→ **Data entries for graphics**:
· · · ·

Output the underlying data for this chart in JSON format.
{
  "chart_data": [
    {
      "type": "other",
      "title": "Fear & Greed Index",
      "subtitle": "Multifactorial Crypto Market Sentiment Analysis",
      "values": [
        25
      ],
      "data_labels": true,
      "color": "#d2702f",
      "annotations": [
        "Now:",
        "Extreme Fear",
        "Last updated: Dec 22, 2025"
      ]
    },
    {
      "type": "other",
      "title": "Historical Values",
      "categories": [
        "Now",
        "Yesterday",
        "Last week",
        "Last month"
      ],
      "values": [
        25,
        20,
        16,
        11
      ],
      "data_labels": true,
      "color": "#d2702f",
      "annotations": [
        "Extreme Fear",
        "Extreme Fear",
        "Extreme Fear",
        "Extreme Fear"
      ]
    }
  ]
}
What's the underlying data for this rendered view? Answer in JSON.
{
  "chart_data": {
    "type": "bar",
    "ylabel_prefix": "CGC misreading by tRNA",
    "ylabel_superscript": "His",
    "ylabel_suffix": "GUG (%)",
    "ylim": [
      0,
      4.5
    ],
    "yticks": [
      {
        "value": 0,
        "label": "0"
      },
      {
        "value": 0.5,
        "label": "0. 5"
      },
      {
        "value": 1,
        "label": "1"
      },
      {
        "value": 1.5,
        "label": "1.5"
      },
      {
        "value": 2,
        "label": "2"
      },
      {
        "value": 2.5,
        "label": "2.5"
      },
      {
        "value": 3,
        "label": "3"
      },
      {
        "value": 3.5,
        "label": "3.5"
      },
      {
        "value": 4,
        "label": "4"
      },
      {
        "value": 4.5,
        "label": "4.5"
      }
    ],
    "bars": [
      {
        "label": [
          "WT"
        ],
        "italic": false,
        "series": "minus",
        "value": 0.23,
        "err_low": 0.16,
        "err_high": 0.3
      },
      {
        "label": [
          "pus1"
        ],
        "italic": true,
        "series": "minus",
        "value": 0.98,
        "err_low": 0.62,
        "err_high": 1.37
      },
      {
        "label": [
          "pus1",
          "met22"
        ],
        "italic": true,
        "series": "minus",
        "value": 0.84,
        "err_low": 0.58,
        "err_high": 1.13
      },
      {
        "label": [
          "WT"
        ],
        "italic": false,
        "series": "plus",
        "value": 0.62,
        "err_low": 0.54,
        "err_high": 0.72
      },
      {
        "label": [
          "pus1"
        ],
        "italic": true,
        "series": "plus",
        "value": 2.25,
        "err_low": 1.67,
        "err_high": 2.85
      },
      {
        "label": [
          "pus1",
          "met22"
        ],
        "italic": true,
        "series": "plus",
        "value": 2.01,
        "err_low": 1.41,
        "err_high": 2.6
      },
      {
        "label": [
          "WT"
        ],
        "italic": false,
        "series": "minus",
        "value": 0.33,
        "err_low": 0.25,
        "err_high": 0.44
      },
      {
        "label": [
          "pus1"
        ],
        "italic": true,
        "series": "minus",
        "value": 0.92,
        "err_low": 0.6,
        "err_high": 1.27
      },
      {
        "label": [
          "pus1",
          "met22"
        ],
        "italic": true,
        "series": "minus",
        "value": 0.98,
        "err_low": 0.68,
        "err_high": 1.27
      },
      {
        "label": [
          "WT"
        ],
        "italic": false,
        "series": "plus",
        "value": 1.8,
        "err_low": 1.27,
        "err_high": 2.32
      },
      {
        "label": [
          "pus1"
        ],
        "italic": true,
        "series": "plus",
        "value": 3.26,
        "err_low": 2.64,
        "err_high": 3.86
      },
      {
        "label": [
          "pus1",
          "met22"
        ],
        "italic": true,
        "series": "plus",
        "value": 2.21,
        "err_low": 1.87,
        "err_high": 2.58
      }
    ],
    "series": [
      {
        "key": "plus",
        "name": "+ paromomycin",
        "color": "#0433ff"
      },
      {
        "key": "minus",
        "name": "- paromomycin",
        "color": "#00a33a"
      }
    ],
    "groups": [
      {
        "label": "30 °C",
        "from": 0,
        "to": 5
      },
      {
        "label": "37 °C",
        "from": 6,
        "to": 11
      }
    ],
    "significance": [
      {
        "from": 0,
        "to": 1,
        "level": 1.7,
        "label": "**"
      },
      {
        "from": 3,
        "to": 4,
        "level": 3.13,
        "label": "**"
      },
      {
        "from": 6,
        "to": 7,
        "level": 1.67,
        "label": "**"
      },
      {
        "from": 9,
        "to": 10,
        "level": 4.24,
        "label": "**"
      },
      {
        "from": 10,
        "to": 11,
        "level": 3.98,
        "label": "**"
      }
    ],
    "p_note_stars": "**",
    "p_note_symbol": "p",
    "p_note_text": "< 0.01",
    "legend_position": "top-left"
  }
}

· · · ·

→ **Instructions for the task**:
Identify each line holding the string "Last", and copy it out.

→ **Written response**:
        "Last updated: Dec 22, 2025"
        "Last week",
        "Last month"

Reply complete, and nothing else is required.